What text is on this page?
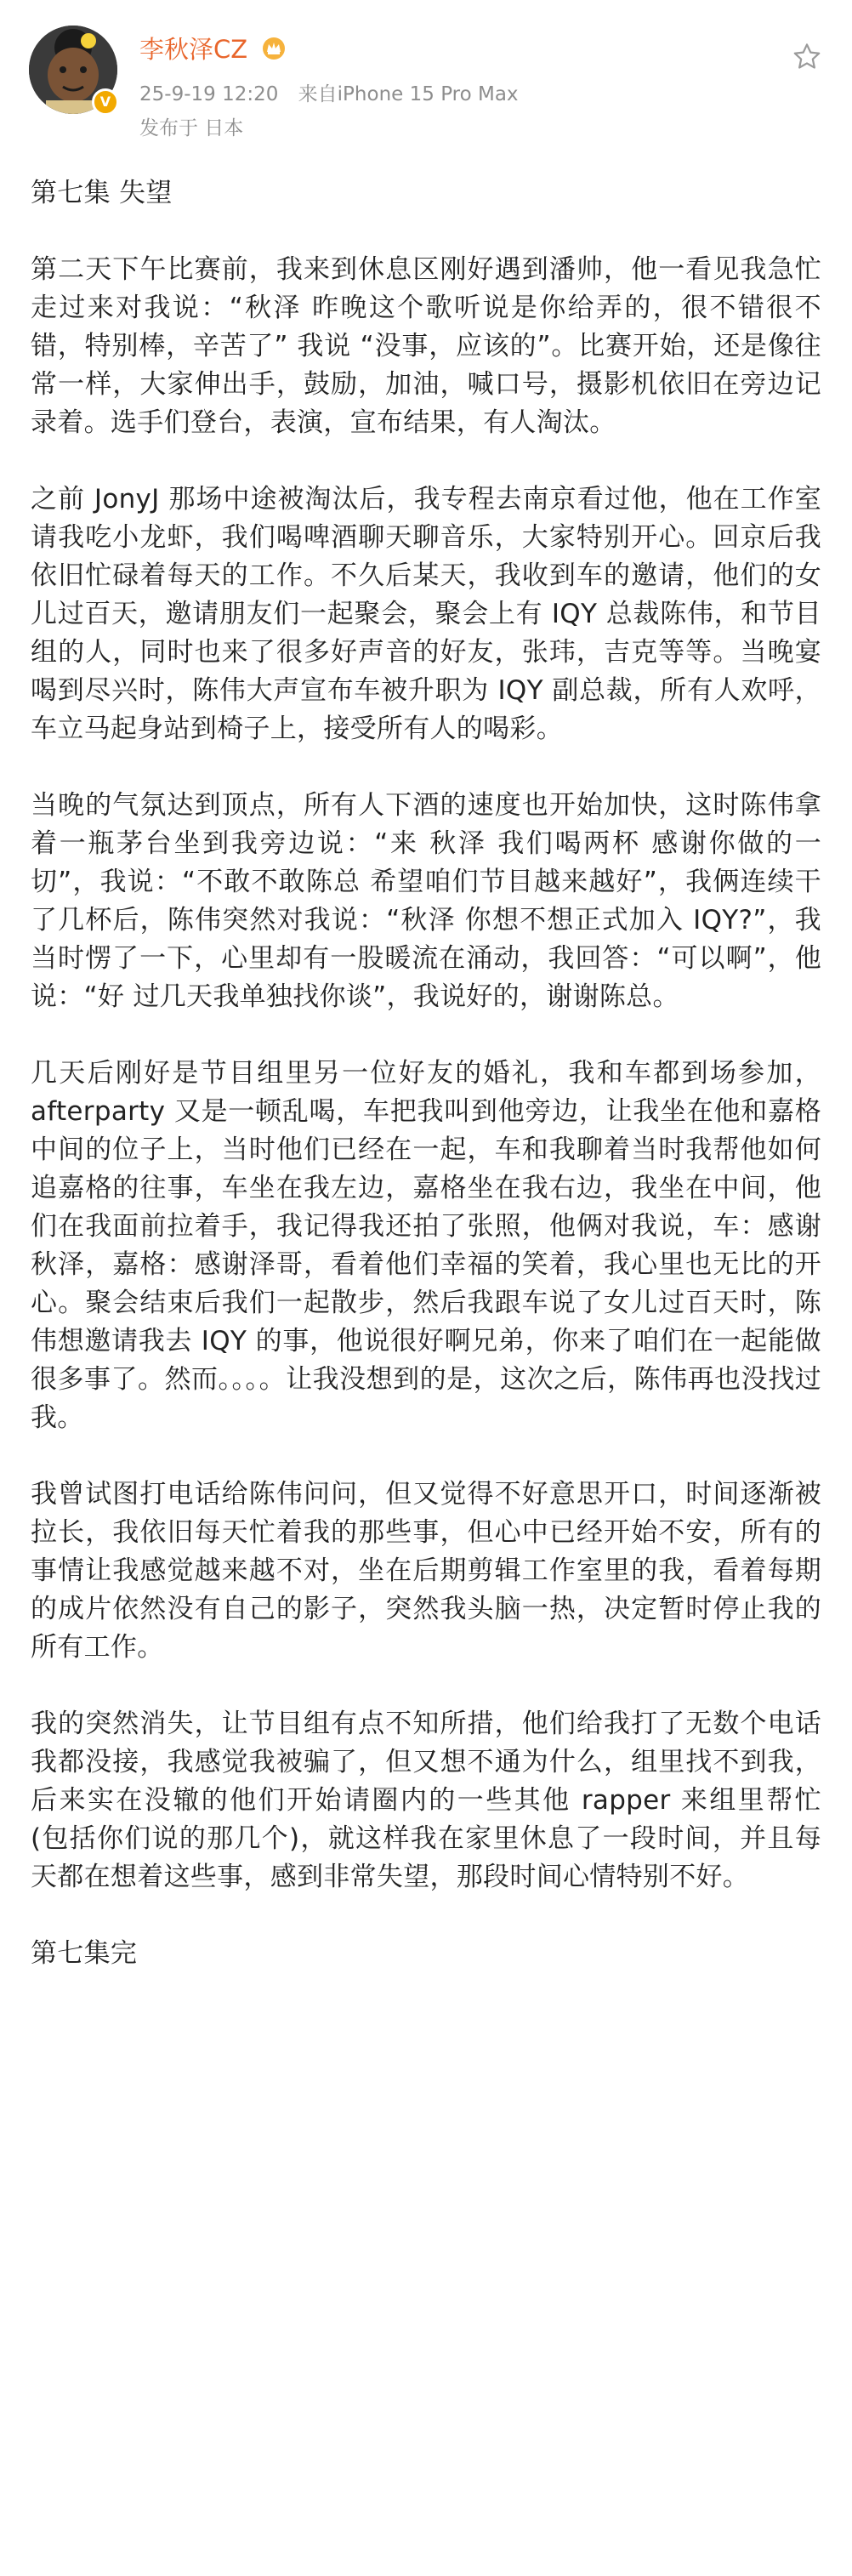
V
李秋泽CZ
25-9-19 12:20 来自iPhone 15 Pro Max
发布于 日本

第七集 失望

第二天下午比赛前，我来到休息区刚好遇到潘帅，他一看见我急忙走过来对我说：“秋泽 昨晚这个歌听说是你给弄的，很不错很不错，特别棒，辛苦了” 我说 “没事，应该的”。比赛开始，还是像往常一样，大家伸出手，鼓励，加油，喊口号，摄影机依旧在旁边记录着。选手们登台，表演，宣布结果，有人淘汰。

之前 JonyJ 那场中途被淘汰后，我专程去南京看过他，他在工作室请我吃小龙虾，我们喝啤酒聊天聊音乐，大家特别开心。回京后我依旧忙碌着每天的工作。不久后某天，我收到车的邀请，他们的女儿过百天，邀请朋友们一起聚会，聚会上有 IQY 总裁陈伟，和节目组的人，同时也来了很多好声音的好友，张玮，吉克等等。当晚宴喝到尽兴时，陈伟大声宣布车被升职为 IQY 副总裁，所有人欢呼，车立马起身站到椅子上，接受所有人的喝彩。

当晚的气氛达到顶点，所有人下酒的速度也开始加快，这时陈伟拿着一瓶茅台坐到我旁边说：“来 秋泽 我们喝两杯 感谢你做的一切”，我说：“不敢不敢陈总 希望咱们节目越来越好”，我俩连续干了几杯后，陈伟突然对我说：“秋泽 你想不想正式加入 IQY?”，我当时愣了一下，心里却有一股暖流在涌动，我回答：“可以啊”，他说：“好 过几天我单独找你谈”，我说好的，谢谢陈总。

几天后刚好是节目组里另一位好友的婚礼，我和车都到场参加，afterparty 又是一顿乱喝，车把我叫到他旁边，让我坐在他和嘉格中间的位子上，当时他们已经在一起，车和我聊着当时我帮他如何追嘉格的往事，车坐在我左边，嘉格坐在我右边，我坐在中间，他们在我面前拉着手，我记得我还拍了张照，他俩对我说，车：感谢秋泽，嘉格：感谢泽哥，看着他们幸福的笑着，我心里也无比的开心。聚会结束后我们一起散步，然后我跟车说了女儿过百天时，陈伟想邀请我去 IQY 的事，他说很好啊兄弟，你来了咱们在一起能做很多事了。然而。。。。让我没想到的是，这次之后，陈伟再也没找过我。

我曾试图打电话给陈伟问问，但又觉得不好意思开口，时间逐渐被拉长，我依旧每天忙着我的那些事，但心中已经开始不安，所有的事情让我感觉越来越不对，坐在后期剪辑工作室里的我，看着每期的成片依然没有自己的影子，突然我头脑一热，决定暂时停止我的所有工作。

我的突然消失，让节目组有点不知所措，他们给我打了无数个电话我都没接，我感觉我被骗了，但又想不通为什么，组里找不到我，后来实在没辙的他们开始请圈内的一些其他 rapper 来组里帮忙 (包括你们说的那几个)，就这样我在家里休息了一段时间，并且每天都在想着这些事，感到非常失望，那段时间心情特别不好。

第七集完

--------

» AIM
In the copy, include all records verbatim but no images.

» REPLY
What text is on this page?
V
李秋泽CZ
25-9-19 12:20 来自iPhone 15 Pro Max
发布于 日本

第七集 失望

第二天下午比赛前，我来到休息区刚好遇到潘帅，他一看见我急忙走过来对我说：“秋泽 昨晚这个歌听说是你给弄的，很不错很不错，特别棒，辛苦了” 我说 “没事，应该的”。比赛开始，还是像往常一样，大家伸出手，鼓励，加油，喊口号，摄影机依旧在旁边记录着。选手们登台，表演，宣布结果，有人淘汰。

之前 JonyJ 那场中途被淘汰后，我专程去南京看过他，他在工作室请我吃小龙虾，我们喝啤酒聊天聊音乐，大家特别开心。回京后我依旧忙碌着每天的工作。不久后某天，我收到车的邀请，他们的女儿过百天，邀请朋友们一起聚会，聚会上有 IQY 总裁陈伟，和节目组的人，同时也来了很多好声音的好友，张玮，吉克等等。当晚宴喝到尽兴时，陈伟大声宣布车被升职为 IQY 副总裁，所有人欢呼，车立马起身站到椅子上，接受所有人的喝彩。

当晚的气氛达到顶点，所有人下酒的速度也开始加快，这时陈伟拿着一瓶茅台坐到我旁边说：“来 秋泽 我们喝两杯 感谢你做的一切”，我说：“不敢不敢陈总 希望咱们节目越来越好”，我俩连续干了几杯后，陈伟突然对我说：“秋泽 你想不想正式加入 IQY?”，我当时愣了一下，心里却有一股暖流在涌动，我回答：“可以啊”，他说：“好 过几天我单独找你谈”，我说好的，谢谢陈总。

几天后刚好是节目组里另一位好友的婚礼，我和车都到场参加，afterparty 又是一顿乱喝，车把我叫到他旁边，让我坐在他和嘉格中间的位子上，当时他们已经在一起，车和我聊着当时我帮他如何追嘉格的往事，车坐在我左边，嘉格坐在我右边，我坐在中间，他们在我面前拉着手，我记得我还拍了张照，他俩对我说，车：感谢秋泽，嘉格：感谢泽哥，看着他们幸福的笑着，我心里也无比的开心。聚会结束后我们一起散步，然后我跟车说了女儿过百天时，陈伟想邀请我去 IQY 的事，他说很好啊兄弟，你来了咱们在一起能做很多事了。然而。。。。让我没想到的是，这次之后，陈伟再也没找过我。

我曾试图打电话给陈伟问问，但又觉得不好意思开口，时间逐渐被拉长，我依旧每天忙着我的那些事，但心中已经开始不安，所有的事情让我感觉越来越不对，坐在后期剪辑工作室里的我，看着每期的成片依然没有自己的影子，突然我头脑一热，决定暂时停止我的所有工作。

我的突然消失，让节目组有点不知所措，他们给我打了无数个电话我都没接，我感觉我被骗了，但又想不通为什么，组里找不到我，后来实在没辙的他们开始请圈内的一些其他 rapper 来组里帮忙 (包括你们说的那几个)，就这样我在家里休息了一段时间，并且每天都在想着这些事，感到非常失望，那段时间心情特别不好。

第七集完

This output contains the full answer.